# start of Source data

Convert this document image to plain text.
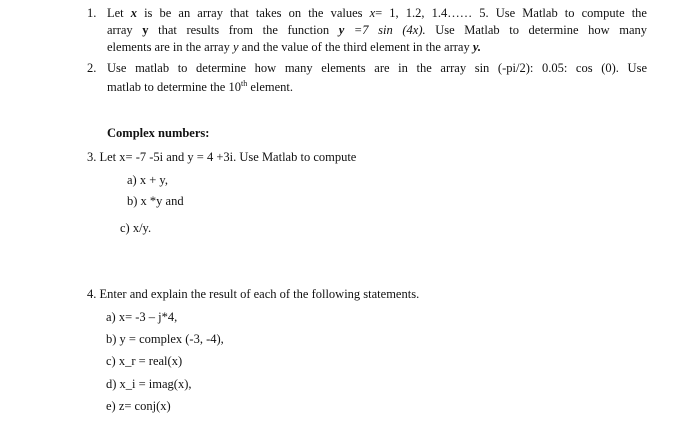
1. Let x is be an array that takes on the values x= 1, 1.2, 1.4…… 5. Use Matlab to compute the
array y that results from the function y =7 sin (4x). Use Matlab to determine how many
elements are in the array y and the value of the third element in the array y.
2. Use matlab to determine how many elements are in the array sin (-pi/2): 0.05: cos (0). Use
matlab to determine the 10th element.
Complex numbers:
3. Let x= -7 -5i and y = 4 +3i. Use Matlab to compute
a) x + y,
b) x *y and
c) x/y.
4. Enter and explain the result of each of the following statements.
a) x= -3 – j*4,
b) y = complex (-3, -4),
c) x_r = real(x)
d) x_i = imag(x),
e) z= conj(x)
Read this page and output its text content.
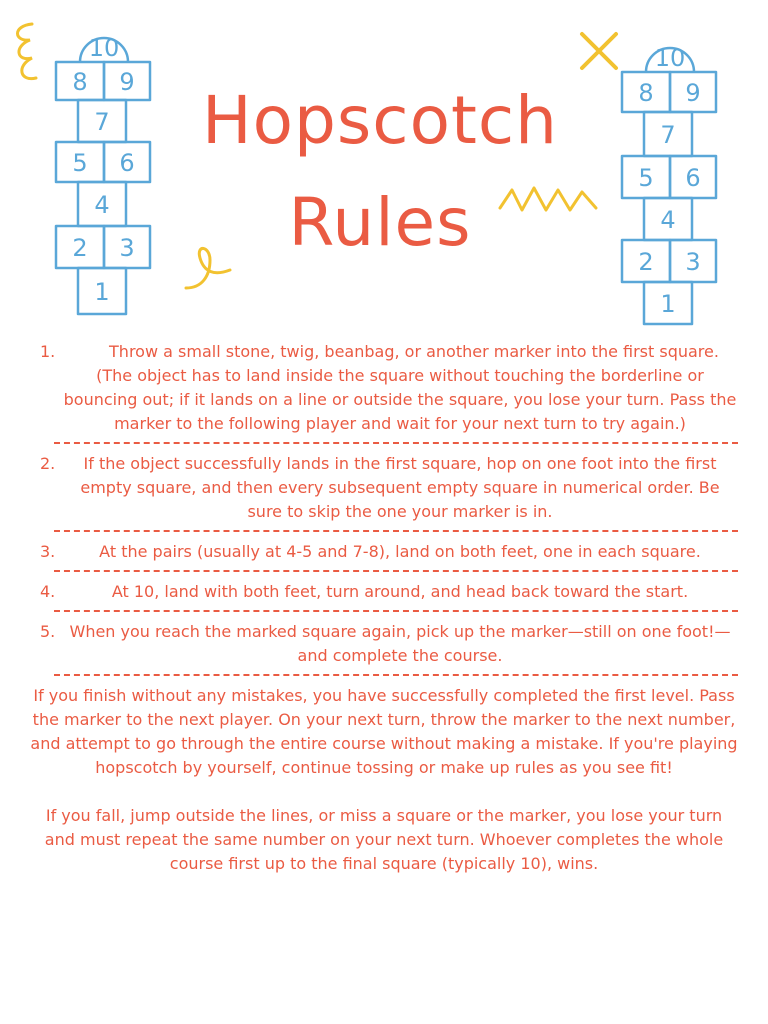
Hopscotch
Rules
10
8 9
7
5 6
4
2 3
1
10
8 9
7
5 6
4
2 3
1
1.	Throw a small stone, twig, beanbag, or another marker into the first square. (The object has to land inside the square without touching the borderline or bouncing out; if it lands on a line or outside the square, you lose your turn. Pass the marker to the following player and wait for your next turn to try again.)
2.	If the object successfully lands in the first square, hop on one foot into the first empty square, and then every subsequent empty square in numerical order. Be sure to skip the one your marker is in.
3.	At the pairs (usually at 4-5 and 7-8), land on both feet, one in each square.
4.	At 10, land with both feet, turn around, and head back toward the start.
5. When you reach the marked square again, pick up the marker—still on one foot!—and complete the course.

If you finish without any mistakes, you have successfully completed the first level. Pass the marker to the next player. On your next turn, throw the marker to the next number, and attempt to go through the entire course without making a mistake. If you're playing hopscotch by yourself, continue tossing or make up rules as you see fit!

If you fall, jump outside the lines, or miss a square or the marker, you lose your turn and must repeat the same number on your next turn. Whoever completes the whole course first up to the final square (typically 10), wins.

# end of Source data

◆ **Task objective**
Out of the records, collect only those lines that contain the string "compute".

◆ **Full answer**
1. Let x is be an array that takes on the values x= 1, 1.2, 1.4…… 5. Use Matlab to compute the
3. Let x= -7 -5i and y = 4 +3i. Use Matlab to compute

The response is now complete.